AIM OF THE TASK - Answer with a number only: how many lines of the data contain "this"?

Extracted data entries
****************
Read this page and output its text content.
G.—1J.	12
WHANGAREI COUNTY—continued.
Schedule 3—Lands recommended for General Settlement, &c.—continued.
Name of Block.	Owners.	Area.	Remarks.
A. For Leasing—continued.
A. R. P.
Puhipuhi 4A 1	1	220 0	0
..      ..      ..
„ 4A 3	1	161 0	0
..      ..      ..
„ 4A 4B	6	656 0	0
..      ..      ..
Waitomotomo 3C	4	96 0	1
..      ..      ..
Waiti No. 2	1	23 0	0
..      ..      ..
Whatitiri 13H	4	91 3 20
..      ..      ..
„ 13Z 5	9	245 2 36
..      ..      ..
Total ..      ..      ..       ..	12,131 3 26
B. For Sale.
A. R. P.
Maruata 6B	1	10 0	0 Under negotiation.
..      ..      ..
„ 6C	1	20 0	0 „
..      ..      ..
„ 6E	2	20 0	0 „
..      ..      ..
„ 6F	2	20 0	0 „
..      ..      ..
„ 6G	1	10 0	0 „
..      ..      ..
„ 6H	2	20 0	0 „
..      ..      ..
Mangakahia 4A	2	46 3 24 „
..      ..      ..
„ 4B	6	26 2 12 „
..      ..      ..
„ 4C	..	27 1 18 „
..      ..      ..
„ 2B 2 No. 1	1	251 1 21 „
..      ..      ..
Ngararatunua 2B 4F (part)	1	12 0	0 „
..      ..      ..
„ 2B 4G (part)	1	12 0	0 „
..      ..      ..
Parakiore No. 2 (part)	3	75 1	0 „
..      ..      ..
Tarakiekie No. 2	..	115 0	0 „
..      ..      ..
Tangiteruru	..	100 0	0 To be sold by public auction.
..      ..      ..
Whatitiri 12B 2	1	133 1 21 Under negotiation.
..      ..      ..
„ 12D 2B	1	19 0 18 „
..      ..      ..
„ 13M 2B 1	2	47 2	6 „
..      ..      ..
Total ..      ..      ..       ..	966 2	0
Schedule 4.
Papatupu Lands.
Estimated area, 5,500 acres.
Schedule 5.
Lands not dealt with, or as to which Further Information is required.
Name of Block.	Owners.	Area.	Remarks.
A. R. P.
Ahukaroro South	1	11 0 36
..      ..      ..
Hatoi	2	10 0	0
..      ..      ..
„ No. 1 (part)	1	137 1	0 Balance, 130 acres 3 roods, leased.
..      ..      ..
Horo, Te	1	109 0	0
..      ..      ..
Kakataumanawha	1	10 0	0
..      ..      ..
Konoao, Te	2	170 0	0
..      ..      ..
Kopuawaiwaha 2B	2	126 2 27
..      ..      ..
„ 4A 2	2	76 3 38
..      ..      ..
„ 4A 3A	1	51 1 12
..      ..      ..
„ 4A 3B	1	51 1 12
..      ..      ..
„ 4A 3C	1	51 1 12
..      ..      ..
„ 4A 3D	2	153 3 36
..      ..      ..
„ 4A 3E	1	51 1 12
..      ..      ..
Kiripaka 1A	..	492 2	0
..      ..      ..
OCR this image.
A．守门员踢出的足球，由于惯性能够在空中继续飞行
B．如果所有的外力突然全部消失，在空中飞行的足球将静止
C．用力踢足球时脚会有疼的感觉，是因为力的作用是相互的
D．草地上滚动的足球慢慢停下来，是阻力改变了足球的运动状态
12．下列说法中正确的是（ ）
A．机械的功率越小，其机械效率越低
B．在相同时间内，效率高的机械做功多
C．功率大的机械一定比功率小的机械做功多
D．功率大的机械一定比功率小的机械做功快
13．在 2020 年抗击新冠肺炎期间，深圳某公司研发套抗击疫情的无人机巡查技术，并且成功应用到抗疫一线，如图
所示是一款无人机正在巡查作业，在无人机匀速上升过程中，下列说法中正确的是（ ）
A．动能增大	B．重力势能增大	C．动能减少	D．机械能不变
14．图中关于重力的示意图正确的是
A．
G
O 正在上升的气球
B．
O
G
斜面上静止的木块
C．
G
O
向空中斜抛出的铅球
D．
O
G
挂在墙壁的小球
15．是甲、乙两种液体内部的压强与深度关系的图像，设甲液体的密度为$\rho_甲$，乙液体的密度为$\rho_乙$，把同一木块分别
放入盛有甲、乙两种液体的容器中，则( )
****************
FINAL RESULT - 2